抽出テキスト:

#####

研究課題/領域番号 |
19H00751
|
研究機関 | 名城大学 |
研究代表者 |
福田 敏男 名城大学, 理工学部, 教授 (70156785)
|
研究分担者 |
竹内 大 名古屋大学, 工学研究科, 特任助教 (20713374)
|
研究期間 (年度) |
2019-04-01 – 2022-03-31
|
キーワード | 筋組織 / マイクロロボット / アクチュエータ / フィードバック制御 / モジュール構造 |
研究実績の概要 |
本研究では、申請者らが有する微細加工及び細胞組織構築技術を用いて、マイクロセンサを有する筋組織アクチュエータモジュール(SMAモジュール)を作製し、モジュールを組み合わせることでフィードバックループを有する筋駆動マイクロロボットの実現を目指している。本年度はSMAモジュールの基盤技術となる、筋組織アクチュエータの作製と伸縮センサの作製を主に研究を実施した。 まず、筋組織のモジュール化については、筋組織の両端に人工的に作製した腱構造を付加することでマイクロロボット等の筐体に取り付け、及び取り外しができるような筋組織アクチュエータのモジュール化を実現した。また、筋組織アクチュエータの駆動について、印加する電圧、周波数による収縮量の違いを計測し、筋組織アクチュエータの収縮量を電圧及び周波数によって制御可能であるか等の基本的な性能を確認した。さらに、筋組織の収縮量、収縮力を計測するセンサとして、柔らかく筋組織と共に収縮可能なフレキシブルセンサについてもプロトタイプを作製し、その基本特性を得ている。 本研究では筋組織の他にも、肝臓組織の体外での作製も行なっており、3次元の血管様構造を有する肝小葉モデルや光硬化性生分解性ゲルを用いた管状肝臓組織の作製なども実現した。これらの研究では、ハイドロゲル表面及び内部に肝臓細胞を配置し、ハイドロゲル自体の形状、及びハイドロゲル内の管腔構造を制御することで、マイクロ肝臓組織を作製した。
|
現在までの達成度 (区分) |
現在までの達成度 (区分)
2: おおむね順調に進展している
理由
筋組織アクチュエータについては、当初の予定通り腱構造を付加することでモジュール化し、マイクロロボットの筐体等に取り付け、取り外しを複数回行えるようにした。筋組織アクチュエータの駆動についても、駆動のために印加する電圧や周波数による筋組織アクチュエータの収縮量の違いを計測し、アクチュエータとしての基本的な特性及び制御性について確認を始められるところまで達成した。また、センサについても筋組織と同等の柔らかさを有するセンサについてもプロトタイプの設計・作製を行い、センサとしての基本特性の解析が現在までに進んできており、筋組織アクチュエータの収縮量計測への応用へ進める段階まで来ている。さらに、細胞組織の体外での構築については、筋組織だけではなく肝臓組織など他の組織についても作製を進めることができ、肝臓組織の形状や、肝臓組織内の血管様中空構造を3次元的に作製することに成功した。

#####

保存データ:
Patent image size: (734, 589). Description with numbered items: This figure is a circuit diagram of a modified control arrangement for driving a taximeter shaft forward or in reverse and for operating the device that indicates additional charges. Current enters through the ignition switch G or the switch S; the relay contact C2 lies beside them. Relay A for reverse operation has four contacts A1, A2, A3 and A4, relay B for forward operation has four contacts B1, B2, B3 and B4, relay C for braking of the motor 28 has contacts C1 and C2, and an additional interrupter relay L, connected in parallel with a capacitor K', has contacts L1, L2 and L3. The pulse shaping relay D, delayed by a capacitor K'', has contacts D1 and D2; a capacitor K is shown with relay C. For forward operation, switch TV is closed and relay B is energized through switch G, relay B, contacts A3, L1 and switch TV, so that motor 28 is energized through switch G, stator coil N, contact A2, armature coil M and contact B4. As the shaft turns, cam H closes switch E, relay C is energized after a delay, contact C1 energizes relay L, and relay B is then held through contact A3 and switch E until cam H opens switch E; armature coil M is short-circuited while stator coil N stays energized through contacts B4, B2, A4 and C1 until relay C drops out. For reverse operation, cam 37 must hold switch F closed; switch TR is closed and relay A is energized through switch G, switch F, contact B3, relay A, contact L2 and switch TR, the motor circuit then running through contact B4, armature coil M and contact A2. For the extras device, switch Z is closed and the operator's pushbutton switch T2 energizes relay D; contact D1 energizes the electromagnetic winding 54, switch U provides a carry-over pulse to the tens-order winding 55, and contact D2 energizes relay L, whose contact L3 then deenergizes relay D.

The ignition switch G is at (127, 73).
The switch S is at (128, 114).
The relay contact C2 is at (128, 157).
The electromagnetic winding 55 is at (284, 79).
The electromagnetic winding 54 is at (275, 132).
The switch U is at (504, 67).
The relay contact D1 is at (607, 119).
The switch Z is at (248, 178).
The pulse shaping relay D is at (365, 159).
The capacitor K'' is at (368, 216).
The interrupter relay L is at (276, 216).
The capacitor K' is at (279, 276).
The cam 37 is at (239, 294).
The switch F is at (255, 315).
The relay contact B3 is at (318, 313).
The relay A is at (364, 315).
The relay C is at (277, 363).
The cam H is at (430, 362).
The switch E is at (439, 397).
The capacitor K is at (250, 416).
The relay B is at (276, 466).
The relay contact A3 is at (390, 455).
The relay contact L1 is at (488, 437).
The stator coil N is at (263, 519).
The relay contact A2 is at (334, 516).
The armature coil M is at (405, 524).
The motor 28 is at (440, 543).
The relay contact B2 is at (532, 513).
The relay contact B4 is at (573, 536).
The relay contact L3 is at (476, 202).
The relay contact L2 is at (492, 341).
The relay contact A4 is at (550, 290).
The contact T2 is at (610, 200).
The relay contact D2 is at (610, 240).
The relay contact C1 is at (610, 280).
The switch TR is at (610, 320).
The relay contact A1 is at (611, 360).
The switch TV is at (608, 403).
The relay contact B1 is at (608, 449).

#####

問題 1:
抽出テキストの「2: おおむね順調に進展している」から「的に作製することに成功した。」までを、両端を含めてそのまま出力せよ。
問題 2:
抽出テキストの次の一文を英語に訳してください:「本年度はSMAモジュールの基盤技術となる、筋組織アクチュエータの作製と伸縮センサの作製を主に研究を実施した。」
これらの記録は別の出典から得たものである。

解答 1:
2: おおむね順調に進展している
理由
筋組織アクチュエータについては、当初の予定通り腱構造を付加することでモジュール化し、マイクロロボットの筐体等に取り付け、取り外しを複数回行えるようにした。筋組織アクチュエータの駆動についても、駆動のために印加する電圧や周波数による筋組織アクチュエータの収縮量の違いを計測し、アクチュエータとしての基本的な特性及び制御性について確認を始められるところまで達成した。また、センサについても筋組織と同等の柔らかさを有するセンサについてもプロトタイプの設計・作製を行い、センサとしての基本特性の解析が現在までに進んできており、筋組織アクチュエータの収縮量計測への応用へ進める段階まで来ている。さらに、細胞組織の体外での構築については、筋組織だけではなく肝臓組織など他の組織についても作製を進めることができ、肝臓組織の形状や、肝臓組織内の血管様中空構造を3次元的に作製することに成功した。

解答 2:
This fiscal year, research focused mainly on fabricating muscle tissue actuators and stretch sensors, the foundational technologies of the SMA module.